#### SUPPLIED TEXT
Archive for Ferrari

Plastic Parts Made for Ferrari and Lamborghini

There were few replacement parts made for Ferrari and other Italian cars because the production numbers were so minimal and any stock was exhausted long ago. Many of the mechanical components for Ferrari’s are common to most models but the body and trim parts are getting hard to find.

I have taken it upon myself to make some parts. Long ago I made Air Conditioning vents, knobs, and little parts for 330GTC/GTS’s and 365′s. Every 330/365 at our shop is missing the alternator junction block cover and knob so I have re-made these parts. Often, the junction block itself is melted from years of engine bay heat and electrical heat so I make the complete units too.

Awhile ago, I made the thumb screws for Lamborghini air cleaner lids with the FIAMM logo.

Now, I am working on making some shift knobs, interior knobs and trying to make the vent window knob for the 330GTC so let me know if you need any of these parts.
########
#### DATA ROWS
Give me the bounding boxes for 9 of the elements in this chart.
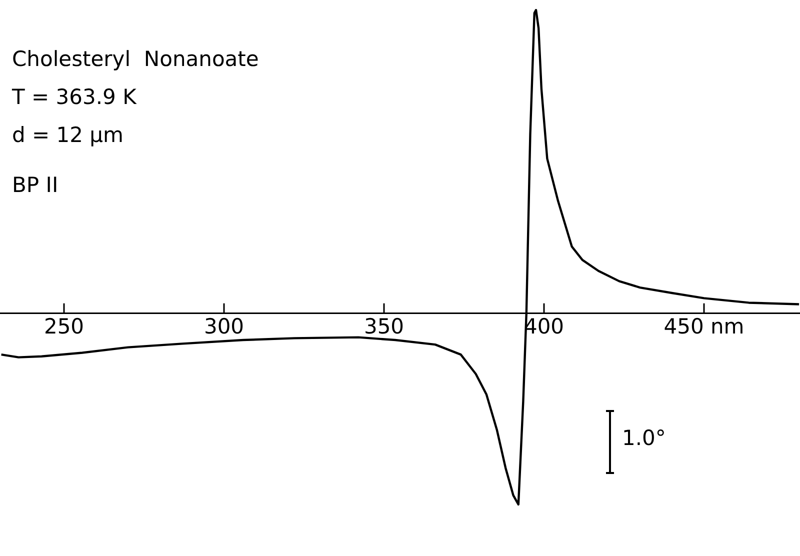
annotation: d = 12 µm — [12, 122, 124, 149]
x-tick-label: 350 — [364, 314, 404, 338]
x-tick-label: 250 — [44, 314, 84, 338]
annotation: BP II — [12, 172, 60, 199]
annotation: 1.0° — [622, 426, 666, 450]
x-tick-label: 300 — [204, 314, 244, 338]
annotation: Cholesteryl Nonanoate — [12, 46, 259, 73]
annotation: T = 363.9 K — [12, 84, 138, 111]
x-tick-label: 450 nm — [664, 314, 744, 338]
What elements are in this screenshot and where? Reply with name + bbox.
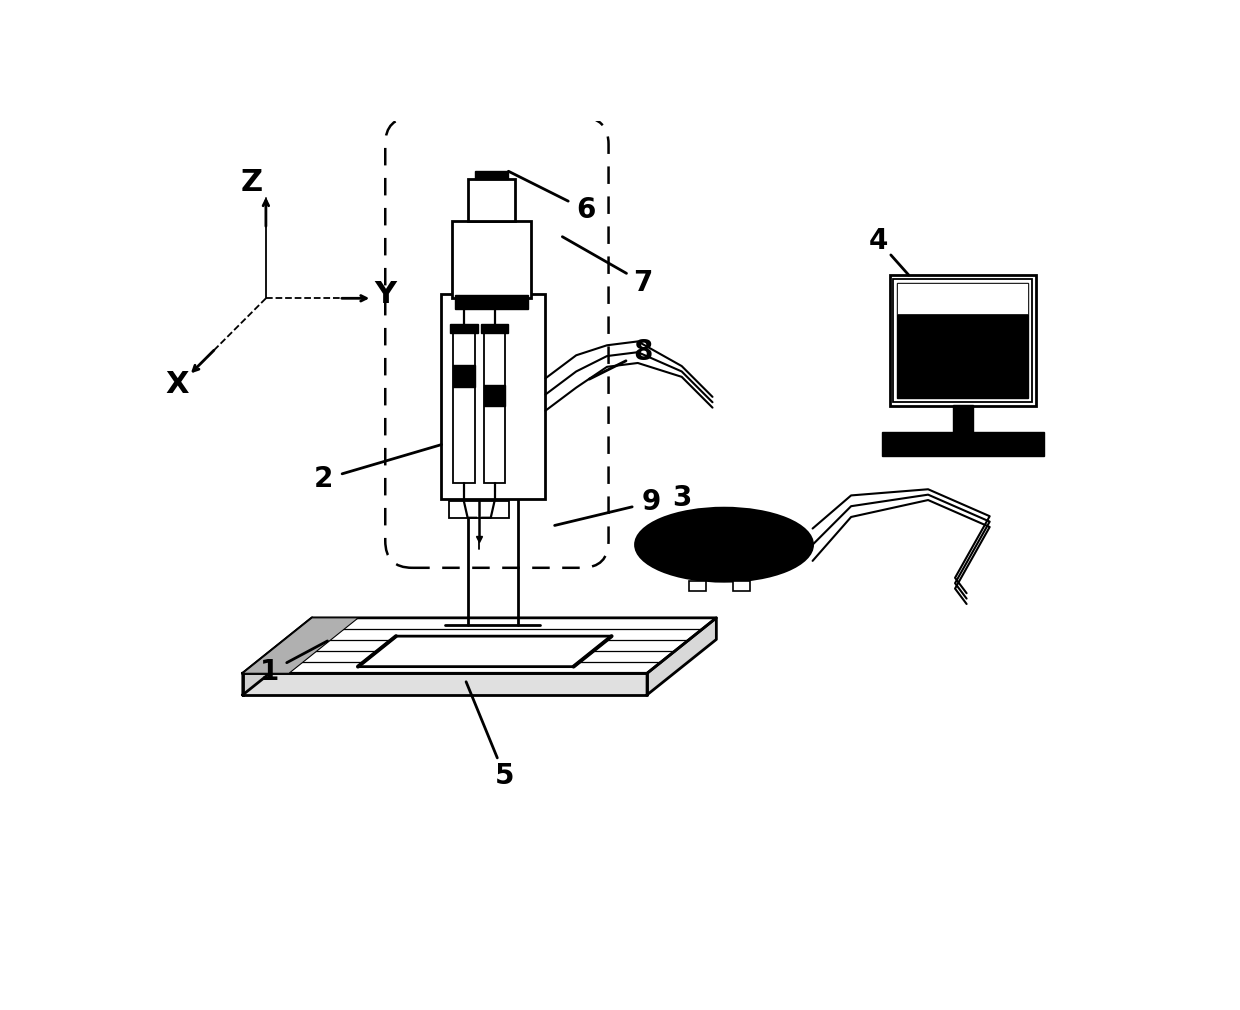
########
**TASK TO COMPLETE:**
Transcribe the entire text about plastic parts for Ferrari and Lamborghini, word for word.

**EXERCISE ANSWER:**
Archive for Ferrari

Plastic Parts Made for Ferrari and Lamborghini

There were few replacement parts made for Ferrari and other Italian cars because the production numbers were so minimal and any stock was exhausted long ago. Many of the mechanical components for Ferrari’s are common to most models but the body and trim parts are getting hard to find.

I have taken it upon myself to make some parts. Long ago I made Air Conditioning vents, knobs, and little parts for 330GTC/GTS’s and 365′s. Every 330/365 at our shop is missing the alternator junction block cover and knob so I have re-made these parts. Often, the junction block itself is melted from years of engine bay heat and electrical heat so I make the complete units too.

Awhile ago, I made the thumb screws for Lamborghini air cleaner lids with the FIAMM logo.

Now, I am working on making some shift knobs, interior knobs and trying to make the vent window knob for the 330GTC so let me know if you need any of these parts.